> [WRITTEN INSTRUCTION]
Using the records below, give the number of lines where the word "content" appears, with no further output.
::::::::::
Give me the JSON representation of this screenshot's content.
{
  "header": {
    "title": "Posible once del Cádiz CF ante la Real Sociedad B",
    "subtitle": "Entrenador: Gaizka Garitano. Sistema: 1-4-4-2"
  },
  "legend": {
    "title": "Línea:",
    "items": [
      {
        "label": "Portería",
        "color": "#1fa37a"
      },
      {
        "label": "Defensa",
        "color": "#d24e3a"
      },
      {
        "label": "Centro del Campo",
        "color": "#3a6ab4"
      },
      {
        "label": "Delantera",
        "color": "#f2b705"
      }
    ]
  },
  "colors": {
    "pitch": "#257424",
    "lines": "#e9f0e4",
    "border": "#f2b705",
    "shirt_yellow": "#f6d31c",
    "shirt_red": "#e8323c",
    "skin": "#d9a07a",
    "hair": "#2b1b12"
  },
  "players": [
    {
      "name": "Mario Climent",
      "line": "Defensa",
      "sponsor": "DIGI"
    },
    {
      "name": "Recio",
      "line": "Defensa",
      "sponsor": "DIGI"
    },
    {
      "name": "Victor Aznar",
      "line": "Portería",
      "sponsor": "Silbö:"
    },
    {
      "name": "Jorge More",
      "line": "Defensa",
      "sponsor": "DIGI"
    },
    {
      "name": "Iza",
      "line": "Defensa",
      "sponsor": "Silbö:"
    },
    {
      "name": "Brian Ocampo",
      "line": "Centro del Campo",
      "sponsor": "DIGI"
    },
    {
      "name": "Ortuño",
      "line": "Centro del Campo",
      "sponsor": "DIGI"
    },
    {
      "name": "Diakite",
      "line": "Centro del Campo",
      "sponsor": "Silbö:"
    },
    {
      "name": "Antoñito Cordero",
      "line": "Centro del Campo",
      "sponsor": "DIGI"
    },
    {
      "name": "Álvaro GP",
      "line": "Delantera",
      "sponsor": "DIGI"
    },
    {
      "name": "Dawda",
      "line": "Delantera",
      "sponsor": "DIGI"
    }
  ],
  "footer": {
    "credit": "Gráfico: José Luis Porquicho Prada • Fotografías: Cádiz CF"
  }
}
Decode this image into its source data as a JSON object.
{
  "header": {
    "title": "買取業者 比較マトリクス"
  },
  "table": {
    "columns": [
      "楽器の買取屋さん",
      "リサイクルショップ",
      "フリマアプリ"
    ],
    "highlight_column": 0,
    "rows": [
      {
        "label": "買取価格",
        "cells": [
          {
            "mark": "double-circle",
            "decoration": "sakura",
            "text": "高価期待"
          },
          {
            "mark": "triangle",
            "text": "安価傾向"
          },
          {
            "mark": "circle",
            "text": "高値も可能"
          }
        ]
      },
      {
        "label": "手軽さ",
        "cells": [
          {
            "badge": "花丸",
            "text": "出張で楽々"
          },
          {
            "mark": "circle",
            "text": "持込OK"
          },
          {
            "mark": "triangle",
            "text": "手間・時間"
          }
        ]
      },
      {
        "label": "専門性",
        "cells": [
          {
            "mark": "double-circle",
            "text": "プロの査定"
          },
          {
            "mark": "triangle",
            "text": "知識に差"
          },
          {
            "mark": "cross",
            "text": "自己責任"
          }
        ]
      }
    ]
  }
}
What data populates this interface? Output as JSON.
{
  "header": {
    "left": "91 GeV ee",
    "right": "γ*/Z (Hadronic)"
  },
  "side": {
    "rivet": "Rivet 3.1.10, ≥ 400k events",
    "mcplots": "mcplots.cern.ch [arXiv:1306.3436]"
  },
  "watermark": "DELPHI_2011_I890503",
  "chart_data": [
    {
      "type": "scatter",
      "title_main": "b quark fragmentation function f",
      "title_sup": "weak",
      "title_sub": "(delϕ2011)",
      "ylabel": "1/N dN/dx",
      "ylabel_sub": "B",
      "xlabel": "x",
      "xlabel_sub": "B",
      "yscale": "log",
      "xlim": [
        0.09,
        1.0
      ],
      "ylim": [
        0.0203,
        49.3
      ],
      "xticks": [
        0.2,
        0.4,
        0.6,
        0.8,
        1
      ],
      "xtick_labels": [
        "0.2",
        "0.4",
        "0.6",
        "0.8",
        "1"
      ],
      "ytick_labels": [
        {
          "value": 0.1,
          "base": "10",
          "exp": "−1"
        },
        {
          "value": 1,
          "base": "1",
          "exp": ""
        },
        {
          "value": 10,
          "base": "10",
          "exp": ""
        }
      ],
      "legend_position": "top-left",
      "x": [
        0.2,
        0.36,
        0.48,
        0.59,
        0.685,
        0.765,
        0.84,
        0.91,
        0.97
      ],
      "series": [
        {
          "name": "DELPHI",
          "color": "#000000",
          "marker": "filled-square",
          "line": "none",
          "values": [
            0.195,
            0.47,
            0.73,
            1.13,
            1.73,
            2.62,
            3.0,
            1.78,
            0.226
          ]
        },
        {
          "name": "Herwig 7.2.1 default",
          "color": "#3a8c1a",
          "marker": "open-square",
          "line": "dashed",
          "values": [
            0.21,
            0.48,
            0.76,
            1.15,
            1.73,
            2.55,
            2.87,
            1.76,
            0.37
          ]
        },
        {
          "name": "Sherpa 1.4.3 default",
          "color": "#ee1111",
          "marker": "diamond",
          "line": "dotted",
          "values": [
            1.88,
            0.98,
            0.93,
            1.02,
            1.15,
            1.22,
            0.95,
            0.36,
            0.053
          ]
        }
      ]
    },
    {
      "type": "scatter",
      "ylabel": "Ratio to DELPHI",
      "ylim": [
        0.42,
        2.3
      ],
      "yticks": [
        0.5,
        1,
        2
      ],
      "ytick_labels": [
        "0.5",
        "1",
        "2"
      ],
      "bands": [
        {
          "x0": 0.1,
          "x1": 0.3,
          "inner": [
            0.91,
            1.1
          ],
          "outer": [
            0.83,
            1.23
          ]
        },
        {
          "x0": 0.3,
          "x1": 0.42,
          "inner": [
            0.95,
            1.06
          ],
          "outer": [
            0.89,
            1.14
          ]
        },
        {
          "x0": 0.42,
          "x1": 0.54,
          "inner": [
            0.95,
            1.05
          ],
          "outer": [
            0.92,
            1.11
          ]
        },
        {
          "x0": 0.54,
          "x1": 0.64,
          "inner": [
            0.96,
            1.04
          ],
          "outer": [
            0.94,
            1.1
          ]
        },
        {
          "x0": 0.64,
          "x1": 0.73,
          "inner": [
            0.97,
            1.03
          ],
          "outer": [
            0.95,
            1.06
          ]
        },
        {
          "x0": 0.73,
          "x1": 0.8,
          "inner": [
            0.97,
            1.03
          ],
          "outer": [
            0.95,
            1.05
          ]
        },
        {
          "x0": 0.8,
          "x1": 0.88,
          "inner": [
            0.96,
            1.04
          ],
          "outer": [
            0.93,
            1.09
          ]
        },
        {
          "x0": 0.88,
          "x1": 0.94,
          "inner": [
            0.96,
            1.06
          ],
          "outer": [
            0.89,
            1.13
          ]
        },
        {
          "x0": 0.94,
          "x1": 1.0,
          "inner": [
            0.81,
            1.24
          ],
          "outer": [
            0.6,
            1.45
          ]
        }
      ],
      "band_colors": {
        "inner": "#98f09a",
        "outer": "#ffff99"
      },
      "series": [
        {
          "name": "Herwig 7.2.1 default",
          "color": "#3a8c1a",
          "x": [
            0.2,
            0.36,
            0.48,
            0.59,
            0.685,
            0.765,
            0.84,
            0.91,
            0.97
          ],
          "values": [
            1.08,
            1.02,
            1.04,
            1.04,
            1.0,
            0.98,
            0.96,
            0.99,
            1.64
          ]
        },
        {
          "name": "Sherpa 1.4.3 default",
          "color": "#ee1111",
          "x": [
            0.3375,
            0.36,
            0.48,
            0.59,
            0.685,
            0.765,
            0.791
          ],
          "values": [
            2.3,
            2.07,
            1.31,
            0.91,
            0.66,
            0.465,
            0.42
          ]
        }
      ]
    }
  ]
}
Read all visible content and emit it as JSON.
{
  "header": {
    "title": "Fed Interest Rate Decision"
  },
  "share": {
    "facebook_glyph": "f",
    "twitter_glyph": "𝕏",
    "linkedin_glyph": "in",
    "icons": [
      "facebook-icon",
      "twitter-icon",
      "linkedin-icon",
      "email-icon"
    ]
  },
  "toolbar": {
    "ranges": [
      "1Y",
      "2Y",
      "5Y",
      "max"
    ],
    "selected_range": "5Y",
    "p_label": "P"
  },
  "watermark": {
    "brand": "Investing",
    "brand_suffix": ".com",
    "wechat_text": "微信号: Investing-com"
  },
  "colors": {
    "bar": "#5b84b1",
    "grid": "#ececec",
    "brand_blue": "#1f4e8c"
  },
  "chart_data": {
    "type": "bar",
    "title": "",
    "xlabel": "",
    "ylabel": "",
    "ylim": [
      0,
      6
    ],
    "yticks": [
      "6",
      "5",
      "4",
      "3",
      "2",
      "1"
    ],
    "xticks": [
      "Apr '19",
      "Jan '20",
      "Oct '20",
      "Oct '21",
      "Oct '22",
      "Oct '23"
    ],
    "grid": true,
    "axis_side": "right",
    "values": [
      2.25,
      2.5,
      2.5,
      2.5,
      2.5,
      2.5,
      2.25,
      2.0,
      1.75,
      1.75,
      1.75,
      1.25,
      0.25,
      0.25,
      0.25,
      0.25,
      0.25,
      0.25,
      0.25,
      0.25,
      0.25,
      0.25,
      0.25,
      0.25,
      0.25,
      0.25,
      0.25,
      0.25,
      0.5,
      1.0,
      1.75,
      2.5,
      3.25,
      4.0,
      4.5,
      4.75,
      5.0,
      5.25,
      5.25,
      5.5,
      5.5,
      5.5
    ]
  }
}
::::::::::
> [SOLUTION]
2